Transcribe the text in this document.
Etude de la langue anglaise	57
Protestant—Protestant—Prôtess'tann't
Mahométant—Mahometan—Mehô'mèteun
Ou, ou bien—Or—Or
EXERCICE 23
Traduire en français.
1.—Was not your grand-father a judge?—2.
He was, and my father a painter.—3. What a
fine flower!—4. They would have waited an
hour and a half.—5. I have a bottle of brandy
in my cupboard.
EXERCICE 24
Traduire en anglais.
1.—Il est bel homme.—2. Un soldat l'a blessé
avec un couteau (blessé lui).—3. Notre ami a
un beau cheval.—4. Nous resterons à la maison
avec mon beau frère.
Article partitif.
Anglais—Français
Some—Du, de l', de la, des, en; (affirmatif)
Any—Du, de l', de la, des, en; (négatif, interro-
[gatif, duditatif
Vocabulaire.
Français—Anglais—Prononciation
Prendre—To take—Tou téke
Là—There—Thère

____________

(EXERCISE DESCRIPTION) Print every record above exactly as written.

(SOLUTION FOR THIS TASK)
Transcribe the text in this document.
Etude de la langue anglaise	57
Protestant—Protestant—Prôtess'tann't
Mahométant—Mahometan—Mehô'mèteun
Ou, ou bien—Or—Or
EXERCICE 23
Traduire en français.
1.—Was not your grand-father a judge?—2.
He was, and my father a painter.—3. What a
fine flower!—4. They would have waited an
hour and a half.—5. I have a bottle of brandy
in my cupboard.
EXERCICE 24
Traduire en anglais.
1.—Il est bel homme.—2. Un soldat l'a blessé
avec un couteau (blessé lui).—3. Notre ami a
un beau cheval.—4. Nous resterons à la maison
avec mon beau frère.
Article partitif.
Anglais—Français
Some—Du, de l', de la, des, en; (affirmatif)
Any—Du, de l', de la, des, en; (négatif, interro-
[gatif, duditatif
Vocabulaire.
Français—Anglais—Prononciation
Prendre—To take—Tou téke
Là—There—Thère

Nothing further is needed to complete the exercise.